■ Exercise goal
In the records that follow, locate every line with "JSON" and extract it.

A run of records

__________________________________________________

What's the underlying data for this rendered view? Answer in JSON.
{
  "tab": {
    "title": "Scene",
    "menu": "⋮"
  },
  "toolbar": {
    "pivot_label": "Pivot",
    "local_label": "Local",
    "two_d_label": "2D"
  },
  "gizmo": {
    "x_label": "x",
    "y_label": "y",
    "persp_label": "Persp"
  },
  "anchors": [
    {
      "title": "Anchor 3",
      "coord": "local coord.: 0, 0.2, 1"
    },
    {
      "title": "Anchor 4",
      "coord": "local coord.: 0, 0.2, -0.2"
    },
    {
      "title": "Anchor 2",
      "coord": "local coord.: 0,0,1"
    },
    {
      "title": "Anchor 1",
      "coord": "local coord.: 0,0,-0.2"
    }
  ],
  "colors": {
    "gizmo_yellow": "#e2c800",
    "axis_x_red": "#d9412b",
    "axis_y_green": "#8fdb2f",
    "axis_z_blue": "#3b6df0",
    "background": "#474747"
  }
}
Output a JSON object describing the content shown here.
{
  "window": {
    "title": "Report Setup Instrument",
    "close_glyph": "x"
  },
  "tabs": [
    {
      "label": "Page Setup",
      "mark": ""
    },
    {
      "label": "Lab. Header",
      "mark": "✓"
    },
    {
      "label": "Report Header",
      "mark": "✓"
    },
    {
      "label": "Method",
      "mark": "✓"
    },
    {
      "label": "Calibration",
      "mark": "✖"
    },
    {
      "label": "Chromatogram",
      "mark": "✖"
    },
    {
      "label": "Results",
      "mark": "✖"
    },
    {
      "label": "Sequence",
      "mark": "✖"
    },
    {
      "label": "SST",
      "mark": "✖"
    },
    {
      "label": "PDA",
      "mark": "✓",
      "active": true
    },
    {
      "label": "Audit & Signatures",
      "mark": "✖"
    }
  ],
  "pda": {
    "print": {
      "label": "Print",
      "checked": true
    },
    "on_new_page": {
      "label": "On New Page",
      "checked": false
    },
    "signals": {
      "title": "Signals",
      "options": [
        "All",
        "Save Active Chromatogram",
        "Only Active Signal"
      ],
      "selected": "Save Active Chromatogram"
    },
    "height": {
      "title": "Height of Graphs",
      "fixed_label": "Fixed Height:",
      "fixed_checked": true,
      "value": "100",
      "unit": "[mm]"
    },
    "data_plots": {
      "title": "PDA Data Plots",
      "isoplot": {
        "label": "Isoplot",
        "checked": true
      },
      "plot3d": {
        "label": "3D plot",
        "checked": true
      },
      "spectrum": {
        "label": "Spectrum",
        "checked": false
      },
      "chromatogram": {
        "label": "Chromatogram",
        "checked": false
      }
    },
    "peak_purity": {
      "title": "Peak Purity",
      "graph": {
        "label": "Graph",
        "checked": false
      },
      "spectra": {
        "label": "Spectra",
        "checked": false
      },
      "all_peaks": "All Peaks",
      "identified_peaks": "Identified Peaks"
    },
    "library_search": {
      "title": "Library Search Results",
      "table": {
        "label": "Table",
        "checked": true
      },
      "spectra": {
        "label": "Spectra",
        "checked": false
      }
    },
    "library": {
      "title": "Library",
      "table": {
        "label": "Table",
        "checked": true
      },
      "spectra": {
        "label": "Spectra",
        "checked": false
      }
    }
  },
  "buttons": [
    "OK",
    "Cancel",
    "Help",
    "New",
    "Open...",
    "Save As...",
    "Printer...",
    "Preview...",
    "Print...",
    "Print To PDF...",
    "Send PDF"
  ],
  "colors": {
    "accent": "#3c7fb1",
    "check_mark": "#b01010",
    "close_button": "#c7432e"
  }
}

__________________________________________________

■ Solution below
What's the underlying data for this rendered view? Answer in JSON.
Output a JSON object describing the content shown here.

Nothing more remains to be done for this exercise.